STATED PROBLEM: Will you transcribe the entries that follow, exactly and in full?

(Stored data entries)
════

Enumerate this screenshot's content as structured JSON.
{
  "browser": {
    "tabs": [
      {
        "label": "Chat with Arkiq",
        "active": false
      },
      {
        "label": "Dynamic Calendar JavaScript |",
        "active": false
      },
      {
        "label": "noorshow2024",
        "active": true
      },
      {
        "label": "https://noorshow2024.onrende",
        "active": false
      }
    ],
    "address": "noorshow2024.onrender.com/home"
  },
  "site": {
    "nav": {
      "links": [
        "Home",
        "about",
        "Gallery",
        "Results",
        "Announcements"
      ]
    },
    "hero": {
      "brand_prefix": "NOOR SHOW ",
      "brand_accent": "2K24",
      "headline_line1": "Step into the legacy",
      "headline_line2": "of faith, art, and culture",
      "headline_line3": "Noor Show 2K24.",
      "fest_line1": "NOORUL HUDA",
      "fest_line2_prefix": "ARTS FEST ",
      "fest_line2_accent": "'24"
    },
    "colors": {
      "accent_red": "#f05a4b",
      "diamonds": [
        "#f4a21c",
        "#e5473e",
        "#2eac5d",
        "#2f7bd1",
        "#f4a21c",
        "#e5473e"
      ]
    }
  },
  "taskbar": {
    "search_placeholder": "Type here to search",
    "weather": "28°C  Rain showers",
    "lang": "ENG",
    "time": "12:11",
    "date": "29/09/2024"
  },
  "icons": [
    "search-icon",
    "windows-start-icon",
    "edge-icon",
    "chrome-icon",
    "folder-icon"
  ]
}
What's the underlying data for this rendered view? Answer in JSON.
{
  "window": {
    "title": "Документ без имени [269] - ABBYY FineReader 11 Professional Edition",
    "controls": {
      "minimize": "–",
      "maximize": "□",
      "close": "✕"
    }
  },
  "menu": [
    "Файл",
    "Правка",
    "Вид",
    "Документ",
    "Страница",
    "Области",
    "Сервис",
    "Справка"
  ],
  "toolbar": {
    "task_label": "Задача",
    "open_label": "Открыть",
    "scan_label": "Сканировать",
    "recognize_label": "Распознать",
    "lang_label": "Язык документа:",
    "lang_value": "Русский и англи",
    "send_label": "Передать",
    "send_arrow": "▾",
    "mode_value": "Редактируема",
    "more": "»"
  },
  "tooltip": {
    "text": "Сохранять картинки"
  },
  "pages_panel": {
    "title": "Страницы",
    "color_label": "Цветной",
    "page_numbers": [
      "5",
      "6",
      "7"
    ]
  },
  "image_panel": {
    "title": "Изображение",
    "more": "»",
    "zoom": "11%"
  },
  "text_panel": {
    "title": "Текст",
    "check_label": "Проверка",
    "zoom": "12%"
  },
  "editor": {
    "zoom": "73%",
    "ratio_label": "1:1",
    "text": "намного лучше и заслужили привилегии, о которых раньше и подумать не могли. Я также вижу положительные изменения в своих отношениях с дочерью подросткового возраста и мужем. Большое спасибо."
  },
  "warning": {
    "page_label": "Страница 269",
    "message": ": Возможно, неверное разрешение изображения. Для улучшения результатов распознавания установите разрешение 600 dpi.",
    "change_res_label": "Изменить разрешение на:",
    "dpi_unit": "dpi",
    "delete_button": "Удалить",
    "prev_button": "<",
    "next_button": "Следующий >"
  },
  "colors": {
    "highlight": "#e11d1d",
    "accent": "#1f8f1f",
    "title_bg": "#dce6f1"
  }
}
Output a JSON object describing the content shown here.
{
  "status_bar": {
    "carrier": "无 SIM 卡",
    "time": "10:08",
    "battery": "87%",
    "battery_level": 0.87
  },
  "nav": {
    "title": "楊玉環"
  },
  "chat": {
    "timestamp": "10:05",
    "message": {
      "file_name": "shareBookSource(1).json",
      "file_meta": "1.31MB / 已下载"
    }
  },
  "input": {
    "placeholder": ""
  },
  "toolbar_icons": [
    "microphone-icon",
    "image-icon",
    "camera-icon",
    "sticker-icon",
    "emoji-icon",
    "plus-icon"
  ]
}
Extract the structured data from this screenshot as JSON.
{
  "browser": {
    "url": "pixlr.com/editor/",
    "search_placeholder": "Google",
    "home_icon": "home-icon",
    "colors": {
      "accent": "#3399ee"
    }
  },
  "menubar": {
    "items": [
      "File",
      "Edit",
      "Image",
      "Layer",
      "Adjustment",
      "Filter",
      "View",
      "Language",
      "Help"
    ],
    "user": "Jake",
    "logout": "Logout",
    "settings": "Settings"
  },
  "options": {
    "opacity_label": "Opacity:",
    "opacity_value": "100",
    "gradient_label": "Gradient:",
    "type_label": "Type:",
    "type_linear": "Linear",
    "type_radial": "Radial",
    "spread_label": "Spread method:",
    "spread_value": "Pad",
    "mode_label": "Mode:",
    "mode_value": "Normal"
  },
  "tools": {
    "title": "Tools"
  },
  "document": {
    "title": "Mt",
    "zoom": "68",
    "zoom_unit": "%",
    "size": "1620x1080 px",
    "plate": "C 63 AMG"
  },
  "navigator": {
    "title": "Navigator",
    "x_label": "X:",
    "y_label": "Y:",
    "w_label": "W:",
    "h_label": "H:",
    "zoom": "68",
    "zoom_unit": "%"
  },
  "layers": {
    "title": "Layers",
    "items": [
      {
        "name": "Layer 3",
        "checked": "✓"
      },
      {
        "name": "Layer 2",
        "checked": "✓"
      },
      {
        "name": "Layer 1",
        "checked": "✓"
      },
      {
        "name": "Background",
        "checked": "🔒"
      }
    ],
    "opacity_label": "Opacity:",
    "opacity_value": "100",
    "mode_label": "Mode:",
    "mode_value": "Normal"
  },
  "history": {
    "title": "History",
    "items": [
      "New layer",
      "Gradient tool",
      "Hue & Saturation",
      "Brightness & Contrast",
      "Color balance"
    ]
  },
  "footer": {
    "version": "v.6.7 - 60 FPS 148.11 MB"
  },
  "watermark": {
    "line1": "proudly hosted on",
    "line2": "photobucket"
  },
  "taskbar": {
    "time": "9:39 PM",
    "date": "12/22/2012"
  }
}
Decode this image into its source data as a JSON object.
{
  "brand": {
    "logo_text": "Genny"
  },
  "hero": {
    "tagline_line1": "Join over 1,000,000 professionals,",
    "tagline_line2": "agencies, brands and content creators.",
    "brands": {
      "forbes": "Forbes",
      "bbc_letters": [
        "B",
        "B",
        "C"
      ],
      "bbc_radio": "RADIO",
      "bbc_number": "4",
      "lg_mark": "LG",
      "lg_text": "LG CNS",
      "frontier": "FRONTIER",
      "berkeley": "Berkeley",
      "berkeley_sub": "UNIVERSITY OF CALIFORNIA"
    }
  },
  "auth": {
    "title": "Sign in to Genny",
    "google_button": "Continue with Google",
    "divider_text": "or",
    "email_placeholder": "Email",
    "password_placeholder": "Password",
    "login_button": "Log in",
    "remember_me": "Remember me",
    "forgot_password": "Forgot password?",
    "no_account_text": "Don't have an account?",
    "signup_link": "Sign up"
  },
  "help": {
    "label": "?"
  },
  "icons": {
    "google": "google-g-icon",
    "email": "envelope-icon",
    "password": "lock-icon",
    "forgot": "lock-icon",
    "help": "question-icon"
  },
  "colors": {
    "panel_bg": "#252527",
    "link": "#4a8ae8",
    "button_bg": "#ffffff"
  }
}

════

WRITTEN ANSWER:
Enumerate this screenshot's content as structured JSON.
{
  "browser": {
    "tabs": [
      {
        "label": "Chat with Arkiq",
        "active": false
      },
      {
        "label": "Dynamic Calendar JavaScript |",
        "active": false
      },
      {
        "label": "noorshow2024",
        "active": true
      },
      {
        "label": "https://noorshow2024.onrende",
        "active": false
      }
    ],
    "address": "noorshow2024.onrender.com/home"
  },
  "site": {
    "nav": {
      "links": [
        "Home",
        "about",
        "Gallery",
        "Results",
        "Announcements"
      ]
    },
    "hero": {
      "brand_prefix": "NOOR SHOW ",
      "brand_accent": "2K24",
      "headline_line1": "Step into the legacy",
      "headline_line2": "of faith, art, and culture",
      "headline_line3": "Noor Show 2K24.",
      "fest_line1": "NOORUL HUDA",
      "fest_line2_prefix": "ARTS FEST ",
      "fest_line2_accent": "'24"
    },
    "colors": {
      "accent_red": "#f05a4b",
      "diamonds": [
        "#f4a21c",
        "#e5473e",
        "#2eac5d",
        "#2f7bd1",
        "#f4a21c",
        "#e5473e"
      ]
    }
  },
  "taskbar": {
    "search_placeholder": "Type here to search",
    "weather": "28°C  Rain showers",
    "lang": "ENG",
    "time": "12:11",
    "date": "29/09/2024"
  },
  "icons": [
    "search-icon",
    "windows-start-icon",
    "edge-icon",
    "chrome-icon",
    "folder-icon"
  ]
}
What's the underlying data for this rendered view? Answer in JSON.
{
  "window": {
    "title": "Документ без имени [269] - ABBYY FineReader 11 Professional Edition",
    "controls": {
      "minimize": "–",
      "maximize": "□",
      "close": "✕"
    }
  },
  "menu": [
    "Файл",
    "Правка",
    "Вид",
    "Документ",
    "Страница",
    "Области",
    "Сервис",
    "Справка"
  ],
  "toolbar": {
    "task_label": "Задача",
    "open_label": "Открыть",
    "scan_label": "Сканировать",
    "recognize_label": "Распознать",
    "lang_label": "Язык документа:",
    "lang_value": "Русский и англи",
    "send_label": "Передать",
    "send_arrow": "▾",
    "mode_value": "Редактируема",
    "more": "»"
  },
  "tooltip": {
    "text": "Сохранять картинки"
  },
  "pages_panel": {
    "title": "Страницы",
    "color_label": "Цветной",
    "page_numbers": [
      "5",
      "6",
      "7"
    ]
  },
  "image_panel": {
    "title": "Изображение",
    "more": "»",
    "zoom": "11%"
  },
  "text_panel": {
    "title": "Текст",
    "check_label": "Проверка",
    "zoom": "12%"
  },
  "editor": {
    "zoom": "73%",
    "ratio_label": "1:1",
    "text": "намного лучше и заслужили привилегии, о которых раньше и подумать не могли. Я также вижу положительные изменения в своих отношениях с дочерью подросткового возраста и мужем. Большое спасибо."
  },
  "warning": {
    "page_label": "Страница 269",
    "message": ": Возможно, неверное разрешение изображения. Для улучшения результатов распознавания установите разрешение 600 dpi.",
    "change_res_label": "Изменить разрешение на:",
    "dpi_unit": "dpi",
    "delete_button": "Удалить",
    "prev_button": "<",
    "next_button": "Следующий >"
  },
  "colors": {
    "highlight": "#e11d1d",
    "accent": "#1f8f1f",
    "title_bg": "#dce6f1"
  }
}
Output a JSON object describing the content shown here.
{
  "status_bar": {
    "carrier": "无 SIM 卡",
    "time": "10:08",
    "battery": "87%",
    "battery_level": 0.87
  },
  "nav": {
    "title": "楊玉環"
  },
  "chat": {
    "timestamp": "10:05",
    "message": {
      "file_name": "shareBookSource(1).json",
      "file_meta": "1.31MB / 已下载"
    }
  },
  "input": {
    "placeholder": ""
  },
  "toolbar_icons": [
    "microphone-icon",
    "image-icon",
    "camera-icon",
    "sticker-icon",
    "emoji-icon",
    "plus-icon"
  ]
}
Extract the structured data from this screenshot as JSON.
{
  "browser": {
    "url": "pixlr.com/editor/",
    "search_placeholder": "Google",
    "home_icon": "home-icon",
    "colors": {
      "accent": "#3399ee"
    }
  },
  "menubar": {
    "items": [
      "File",
      "Edit",
      "Image",
      "Layer",
      "Adjustment",
      "Filter",
      "View",
      "Language",
      "Help"
    ],
    "user": "Jake",
    "logout": "Logout",
    "settings": "Settings"
  },
  "options": {
    "opacity_label": "Opacity:",
    "opacity_value": "100",
    "gradient_label": "Gradient:",
    "type_label": "Type:",
    "type_linear": "Linear",
    "type_radial": "Radial",
    "spread_label": "Spread method:",
    "spread_value": "Pad",
    "mode_label": "Mode:",
    "mode_value": "Normal"
  },
  "tools": {
    "title": "Tools"
  },
  "document": {
    "title": "Mt",
    "zoom": "68",
    "zoom_unit": "%",
    "size": "1620x1080 px",
    "plate": "C 63 AMG"
  },
  "navigator": {
    "title": "Navigator",
    "x_label": "X:",
    "y_label": "Y:",
    "w_label": "W:",
    "h_label": "H:",
    "zoom": "68",
    "zoom_unit": "%"
  },
  "layers": {
    "title": "Layers",
    "items": [
      {
        "name": "Layer 3",
        "checked": "✓"
      },
      {
        "name": "Layer 2",
        "checked": "✓"
      },
      {
        "name": "Layer 1",
        "checked": "✓"
      },
      {
        "name": "Background",
        "checked": "🔒"
      }
    ],
    "opacity_label": "Opacity:",
    "opacity_value": "100",
    "mode_label": "Mode:",
    "mode_value": "Normal"
  },
  "history": {
    "title": "History",
    "items": [
      "New layer",
      "Gradient tool",
      "Hue & Saturation",
      "Brightness & Contrast",
      "Color balance"
    ]
  },
  "footer": {
    "version": "v.6.7 - 60 FPS 148.11 MB"
  },
  "watermark": {
    "line1": "proudly hosted on",
    "line2": "photobucket"
  },
  "taskbar": {
    "time": "9:39 PM",
    "date": "12/22/2012"
  }
}
Decode this image into its source data as a JSON object.
{
  "brand": {
    "logo_text": "Genny"
  },
  "hero": {
    "tagline_line1": "Join over 1,000,000 professionals,",
    "tagline_line2": "agencies, brands and content creators.",
    "brands": {
      "forbes": "Forbes",
      "bbc_letters": [
        "B",
        "B",
        "C"
      ],
      "bbc_radio": "RADIO",
      "bbc_number": "4",
      "lg_mark": "LG",
      "lg_text": "LG CNS",
      "frontier": "FRONTIER",
      "berkeley": "Berkeley",
      "berkeley_sub": "UNIVERSITY OF CALIFORNIA"
    }
  },
  "auth": {
    "title": "Sign in to Genny",
    "google_button": "Continue with Google",
    "divider_text": "or",
    "email_placeholder": "Email",
    "password_placeholder": "Password",
    "login_button": "Log in",
    "remember_me": "Remember me",
    "forgot_password": "Forgot password?",
    "no_account_text": "Don't have an account?",
    "signup_link": "Sign up"
  },
  "help": {
    "label": "?"
  },
  "icons": {
    "google": "google-g-icon",
    "email": "envelope-icon",
    "password": "lock-icon",
    "forgot": "lock-icon",
    "help": "question-icon"
  },
  "colors": {
    "panel_bg": "#252527",
    "link": "#4a8ae8",
    "button_bg": "#ffffff"
  }
}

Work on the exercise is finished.